(Work to complete): Report only the number of lines holding "this".

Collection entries
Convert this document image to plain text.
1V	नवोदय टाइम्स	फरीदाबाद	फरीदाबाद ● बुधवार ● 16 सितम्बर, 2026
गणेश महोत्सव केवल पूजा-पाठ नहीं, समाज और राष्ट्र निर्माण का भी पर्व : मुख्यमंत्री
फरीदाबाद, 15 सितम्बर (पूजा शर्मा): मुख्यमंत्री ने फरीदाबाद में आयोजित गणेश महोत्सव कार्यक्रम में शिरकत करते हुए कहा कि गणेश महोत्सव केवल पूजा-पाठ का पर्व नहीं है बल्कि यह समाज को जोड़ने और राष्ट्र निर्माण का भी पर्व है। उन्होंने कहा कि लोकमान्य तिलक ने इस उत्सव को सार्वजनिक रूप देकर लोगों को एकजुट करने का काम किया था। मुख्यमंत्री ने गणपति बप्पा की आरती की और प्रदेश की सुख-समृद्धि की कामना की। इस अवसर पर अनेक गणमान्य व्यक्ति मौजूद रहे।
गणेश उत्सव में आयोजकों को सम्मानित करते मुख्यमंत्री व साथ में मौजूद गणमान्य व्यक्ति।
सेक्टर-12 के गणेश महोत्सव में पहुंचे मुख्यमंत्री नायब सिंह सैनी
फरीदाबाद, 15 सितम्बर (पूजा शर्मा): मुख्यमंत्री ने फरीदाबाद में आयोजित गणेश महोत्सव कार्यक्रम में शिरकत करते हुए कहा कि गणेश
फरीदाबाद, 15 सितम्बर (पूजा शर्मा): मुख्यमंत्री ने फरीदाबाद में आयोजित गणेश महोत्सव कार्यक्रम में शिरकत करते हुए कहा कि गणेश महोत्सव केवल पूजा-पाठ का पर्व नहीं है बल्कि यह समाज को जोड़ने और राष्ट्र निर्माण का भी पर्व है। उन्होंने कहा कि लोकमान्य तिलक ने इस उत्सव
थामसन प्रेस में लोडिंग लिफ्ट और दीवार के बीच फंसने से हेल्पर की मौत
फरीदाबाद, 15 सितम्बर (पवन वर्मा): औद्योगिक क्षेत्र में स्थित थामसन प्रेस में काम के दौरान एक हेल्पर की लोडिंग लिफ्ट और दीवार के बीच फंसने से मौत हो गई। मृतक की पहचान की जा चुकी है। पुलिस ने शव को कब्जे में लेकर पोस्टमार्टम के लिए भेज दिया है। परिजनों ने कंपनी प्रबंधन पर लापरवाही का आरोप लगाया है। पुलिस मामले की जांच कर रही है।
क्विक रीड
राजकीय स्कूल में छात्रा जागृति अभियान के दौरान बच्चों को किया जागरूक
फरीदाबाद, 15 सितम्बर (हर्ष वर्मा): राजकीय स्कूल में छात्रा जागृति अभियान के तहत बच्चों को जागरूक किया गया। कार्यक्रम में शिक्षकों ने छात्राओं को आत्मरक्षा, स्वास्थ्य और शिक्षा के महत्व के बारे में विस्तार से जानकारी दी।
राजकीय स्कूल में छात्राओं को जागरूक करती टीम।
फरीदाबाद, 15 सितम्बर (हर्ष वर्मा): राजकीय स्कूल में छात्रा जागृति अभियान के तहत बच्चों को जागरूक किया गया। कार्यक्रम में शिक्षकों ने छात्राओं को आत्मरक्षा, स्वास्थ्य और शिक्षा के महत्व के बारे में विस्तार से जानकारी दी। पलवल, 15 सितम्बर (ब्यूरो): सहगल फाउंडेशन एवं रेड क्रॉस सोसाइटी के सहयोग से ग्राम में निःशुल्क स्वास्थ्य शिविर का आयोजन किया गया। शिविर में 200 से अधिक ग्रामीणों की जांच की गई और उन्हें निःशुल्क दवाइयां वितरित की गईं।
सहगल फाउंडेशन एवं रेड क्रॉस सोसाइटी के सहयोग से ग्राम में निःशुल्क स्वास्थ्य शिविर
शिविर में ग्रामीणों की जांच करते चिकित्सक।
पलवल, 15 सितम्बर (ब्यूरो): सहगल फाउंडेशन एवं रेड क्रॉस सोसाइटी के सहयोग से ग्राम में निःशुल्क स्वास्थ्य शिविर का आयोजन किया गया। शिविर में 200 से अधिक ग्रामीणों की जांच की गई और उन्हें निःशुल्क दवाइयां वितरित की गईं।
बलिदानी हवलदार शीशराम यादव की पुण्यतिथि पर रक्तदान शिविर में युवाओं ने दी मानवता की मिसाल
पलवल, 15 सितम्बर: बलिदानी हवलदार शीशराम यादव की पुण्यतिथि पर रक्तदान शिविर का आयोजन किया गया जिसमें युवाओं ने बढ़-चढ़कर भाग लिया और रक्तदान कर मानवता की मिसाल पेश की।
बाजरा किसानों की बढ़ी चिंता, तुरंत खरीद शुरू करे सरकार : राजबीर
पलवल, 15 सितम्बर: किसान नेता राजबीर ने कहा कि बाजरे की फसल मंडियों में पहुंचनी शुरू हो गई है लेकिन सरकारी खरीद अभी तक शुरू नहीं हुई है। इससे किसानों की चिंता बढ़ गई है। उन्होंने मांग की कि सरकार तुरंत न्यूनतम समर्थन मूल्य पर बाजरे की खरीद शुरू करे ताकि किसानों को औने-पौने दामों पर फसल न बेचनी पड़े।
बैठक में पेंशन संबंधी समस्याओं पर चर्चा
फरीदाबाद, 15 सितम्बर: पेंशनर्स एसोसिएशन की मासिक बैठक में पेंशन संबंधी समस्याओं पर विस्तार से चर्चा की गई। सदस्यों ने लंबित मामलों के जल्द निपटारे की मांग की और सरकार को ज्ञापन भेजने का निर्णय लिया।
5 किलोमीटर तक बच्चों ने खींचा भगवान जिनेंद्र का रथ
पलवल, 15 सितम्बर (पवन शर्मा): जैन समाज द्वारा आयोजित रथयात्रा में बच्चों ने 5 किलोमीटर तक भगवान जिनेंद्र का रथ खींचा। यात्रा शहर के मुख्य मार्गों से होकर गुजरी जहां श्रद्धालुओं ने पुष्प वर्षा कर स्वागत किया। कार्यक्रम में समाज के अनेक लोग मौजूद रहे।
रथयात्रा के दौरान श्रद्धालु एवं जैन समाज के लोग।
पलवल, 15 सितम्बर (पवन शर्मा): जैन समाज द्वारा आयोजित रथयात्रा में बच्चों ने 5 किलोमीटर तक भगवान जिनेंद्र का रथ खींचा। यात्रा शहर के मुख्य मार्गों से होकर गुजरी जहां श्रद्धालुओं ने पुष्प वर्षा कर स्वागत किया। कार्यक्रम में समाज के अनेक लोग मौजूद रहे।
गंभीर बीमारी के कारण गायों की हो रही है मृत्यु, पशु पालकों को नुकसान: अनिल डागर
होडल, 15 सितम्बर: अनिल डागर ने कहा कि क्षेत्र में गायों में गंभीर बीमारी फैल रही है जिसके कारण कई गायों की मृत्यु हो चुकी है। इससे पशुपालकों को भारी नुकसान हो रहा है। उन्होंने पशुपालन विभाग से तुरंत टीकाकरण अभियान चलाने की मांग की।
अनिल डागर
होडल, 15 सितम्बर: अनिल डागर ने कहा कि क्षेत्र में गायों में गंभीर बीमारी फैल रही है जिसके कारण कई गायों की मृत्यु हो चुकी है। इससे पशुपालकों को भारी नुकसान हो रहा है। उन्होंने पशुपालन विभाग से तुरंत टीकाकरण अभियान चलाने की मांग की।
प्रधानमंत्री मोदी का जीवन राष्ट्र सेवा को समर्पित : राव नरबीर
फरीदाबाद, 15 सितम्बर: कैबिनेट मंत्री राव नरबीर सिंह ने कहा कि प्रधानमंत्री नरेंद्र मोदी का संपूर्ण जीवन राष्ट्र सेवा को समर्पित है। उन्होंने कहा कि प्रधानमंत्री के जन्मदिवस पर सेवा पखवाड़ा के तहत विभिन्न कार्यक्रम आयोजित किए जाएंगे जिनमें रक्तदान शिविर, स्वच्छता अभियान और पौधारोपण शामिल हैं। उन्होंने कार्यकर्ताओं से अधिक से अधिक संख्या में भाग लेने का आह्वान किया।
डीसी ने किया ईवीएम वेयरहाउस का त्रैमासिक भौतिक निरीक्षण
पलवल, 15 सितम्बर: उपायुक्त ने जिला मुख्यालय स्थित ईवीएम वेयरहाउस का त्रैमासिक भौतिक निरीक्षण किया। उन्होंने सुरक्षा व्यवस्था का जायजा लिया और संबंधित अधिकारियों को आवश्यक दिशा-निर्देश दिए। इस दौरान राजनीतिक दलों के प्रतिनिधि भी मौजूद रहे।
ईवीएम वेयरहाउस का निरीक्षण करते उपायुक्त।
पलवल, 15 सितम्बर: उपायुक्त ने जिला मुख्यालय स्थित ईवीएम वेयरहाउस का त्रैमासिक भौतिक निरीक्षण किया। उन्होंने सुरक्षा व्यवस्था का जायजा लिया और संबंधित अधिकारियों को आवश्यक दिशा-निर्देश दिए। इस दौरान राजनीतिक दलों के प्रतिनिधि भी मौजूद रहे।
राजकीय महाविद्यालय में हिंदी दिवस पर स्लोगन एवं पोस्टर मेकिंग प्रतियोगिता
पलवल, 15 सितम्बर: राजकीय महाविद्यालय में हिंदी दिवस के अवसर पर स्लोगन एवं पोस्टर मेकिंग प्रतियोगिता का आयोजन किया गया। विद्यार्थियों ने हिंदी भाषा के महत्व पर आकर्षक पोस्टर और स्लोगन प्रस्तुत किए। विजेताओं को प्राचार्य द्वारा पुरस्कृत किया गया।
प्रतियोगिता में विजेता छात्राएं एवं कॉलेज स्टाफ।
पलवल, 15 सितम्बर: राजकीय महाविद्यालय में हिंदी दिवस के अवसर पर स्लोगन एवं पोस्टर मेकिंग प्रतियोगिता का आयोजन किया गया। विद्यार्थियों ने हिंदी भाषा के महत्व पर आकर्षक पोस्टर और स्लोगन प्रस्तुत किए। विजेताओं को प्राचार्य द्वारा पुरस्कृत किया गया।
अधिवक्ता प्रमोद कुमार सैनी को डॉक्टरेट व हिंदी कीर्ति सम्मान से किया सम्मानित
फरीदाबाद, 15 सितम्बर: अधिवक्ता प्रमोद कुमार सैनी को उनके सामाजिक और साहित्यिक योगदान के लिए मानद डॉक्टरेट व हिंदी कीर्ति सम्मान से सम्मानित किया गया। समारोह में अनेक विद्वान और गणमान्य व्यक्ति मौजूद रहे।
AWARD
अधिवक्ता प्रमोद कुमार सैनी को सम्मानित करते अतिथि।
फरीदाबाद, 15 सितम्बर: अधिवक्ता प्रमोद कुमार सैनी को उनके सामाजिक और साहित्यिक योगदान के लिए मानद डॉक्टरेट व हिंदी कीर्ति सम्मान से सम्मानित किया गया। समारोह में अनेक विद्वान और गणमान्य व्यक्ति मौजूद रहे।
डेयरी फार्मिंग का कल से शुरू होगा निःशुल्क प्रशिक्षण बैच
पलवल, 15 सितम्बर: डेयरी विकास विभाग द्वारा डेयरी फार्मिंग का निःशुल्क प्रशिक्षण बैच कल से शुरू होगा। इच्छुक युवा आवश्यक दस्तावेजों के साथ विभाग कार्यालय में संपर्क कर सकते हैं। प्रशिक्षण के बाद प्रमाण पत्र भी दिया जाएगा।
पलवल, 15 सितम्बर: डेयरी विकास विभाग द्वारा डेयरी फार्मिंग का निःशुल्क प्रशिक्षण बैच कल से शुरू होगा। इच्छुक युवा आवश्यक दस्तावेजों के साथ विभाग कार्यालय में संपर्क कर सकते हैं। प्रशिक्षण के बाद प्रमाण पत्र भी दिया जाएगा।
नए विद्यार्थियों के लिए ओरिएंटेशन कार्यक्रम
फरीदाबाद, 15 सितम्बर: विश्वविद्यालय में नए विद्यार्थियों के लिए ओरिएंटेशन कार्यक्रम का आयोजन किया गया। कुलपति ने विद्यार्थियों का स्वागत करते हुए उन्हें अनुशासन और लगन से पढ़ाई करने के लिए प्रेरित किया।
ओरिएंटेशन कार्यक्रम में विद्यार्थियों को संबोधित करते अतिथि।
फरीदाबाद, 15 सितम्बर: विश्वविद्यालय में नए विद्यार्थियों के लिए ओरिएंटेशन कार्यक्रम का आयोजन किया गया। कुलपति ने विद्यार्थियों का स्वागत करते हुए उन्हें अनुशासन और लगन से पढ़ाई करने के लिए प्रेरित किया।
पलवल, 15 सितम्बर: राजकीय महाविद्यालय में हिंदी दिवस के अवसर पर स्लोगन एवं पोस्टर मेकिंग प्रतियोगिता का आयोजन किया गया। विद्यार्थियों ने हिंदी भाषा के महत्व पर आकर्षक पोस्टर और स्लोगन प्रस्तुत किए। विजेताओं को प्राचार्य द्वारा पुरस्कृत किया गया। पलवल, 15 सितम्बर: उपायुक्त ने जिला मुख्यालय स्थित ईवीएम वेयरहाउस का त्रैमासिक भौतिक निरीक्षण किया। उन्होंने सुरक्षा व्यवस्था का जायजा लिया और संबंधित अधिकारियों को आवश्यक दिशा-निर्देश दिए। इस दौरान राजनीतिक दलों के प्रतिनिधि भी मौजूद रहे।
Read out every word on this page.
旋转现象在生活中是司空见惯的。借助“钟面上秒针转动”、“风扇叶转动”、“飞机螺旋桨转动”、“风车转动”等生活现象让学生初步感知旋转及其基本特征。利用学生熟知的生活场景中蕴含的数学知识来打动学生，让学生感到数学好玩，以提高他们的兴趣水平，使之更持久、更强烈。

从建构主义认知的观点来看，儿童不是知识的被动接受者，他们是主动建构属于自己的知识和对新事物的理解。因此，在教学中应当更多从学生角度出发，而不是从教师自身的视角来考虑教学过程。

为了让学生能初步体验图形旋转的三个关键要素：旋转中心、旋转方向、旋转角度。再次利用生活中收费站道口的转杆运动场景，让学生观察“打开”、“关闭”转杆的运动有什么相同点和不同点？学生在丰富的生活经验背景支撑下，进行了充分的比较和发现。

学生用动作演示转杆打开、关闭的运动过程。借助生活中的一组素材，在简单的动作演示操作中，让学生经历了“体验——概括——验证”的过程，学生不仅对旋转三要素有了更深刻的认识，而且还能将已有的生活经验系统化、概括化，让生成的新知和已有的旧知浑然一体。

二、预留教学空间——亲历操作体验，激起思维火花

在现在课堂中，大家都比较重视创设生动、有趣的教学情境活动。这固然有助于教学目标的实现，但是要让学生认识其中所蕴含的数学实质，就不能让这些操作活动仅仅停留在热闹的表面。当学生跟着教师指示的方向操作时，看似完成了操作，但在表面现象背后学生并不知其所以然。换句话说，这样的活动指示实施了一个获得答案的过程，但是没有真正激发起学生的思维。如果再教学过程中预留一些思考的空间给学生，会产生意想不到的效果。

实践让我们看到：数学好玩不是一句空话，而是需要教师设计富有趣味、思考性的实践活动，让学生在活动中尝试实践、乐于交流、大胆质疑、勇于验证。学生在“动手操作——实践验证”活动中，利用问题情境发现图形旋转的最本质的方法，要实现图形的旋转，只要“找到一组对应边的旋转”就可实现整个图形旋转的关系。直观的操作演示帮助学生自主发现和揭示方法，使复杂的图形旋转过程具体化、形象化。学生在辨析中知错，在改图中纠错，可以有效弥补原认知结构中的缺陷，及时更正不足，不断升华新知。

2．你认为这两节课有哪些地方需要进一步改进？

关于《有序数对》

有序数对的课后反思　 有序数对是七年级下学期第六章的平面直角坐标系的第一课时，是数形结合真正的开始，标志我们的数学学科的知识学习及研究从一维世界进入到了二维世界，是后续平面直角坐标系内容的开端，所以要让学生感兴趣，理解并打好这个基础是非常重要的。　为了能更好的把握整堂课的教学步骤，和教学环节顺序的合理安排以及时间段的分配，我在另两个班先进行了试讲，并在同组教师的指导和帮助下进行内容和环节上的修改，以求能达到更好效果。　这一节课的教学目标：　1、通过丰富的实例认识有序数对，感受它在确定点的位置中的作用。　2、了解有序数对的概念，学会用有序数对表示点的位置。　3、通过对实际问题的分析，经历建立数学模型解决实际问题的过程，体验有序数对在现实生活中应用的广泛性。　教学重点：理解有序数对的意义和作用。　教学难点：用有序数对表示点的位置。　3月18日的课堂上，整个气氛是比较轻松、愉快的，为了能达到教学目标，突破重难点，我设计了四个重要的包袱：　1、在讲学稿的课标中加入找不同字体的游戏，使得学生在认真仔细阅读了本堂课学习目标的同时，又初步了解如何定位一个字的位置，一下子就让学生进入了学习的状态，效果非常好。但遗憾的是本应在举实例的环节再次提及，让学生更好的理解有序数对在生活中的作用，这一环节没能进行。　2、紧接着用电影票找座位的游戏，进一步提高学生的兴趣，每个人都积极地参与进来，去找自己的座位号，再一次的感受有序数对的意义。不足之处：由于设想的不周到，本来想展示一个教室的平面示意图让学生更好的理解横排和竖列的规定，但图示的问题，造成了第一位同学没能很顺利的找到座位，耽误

(Result): 2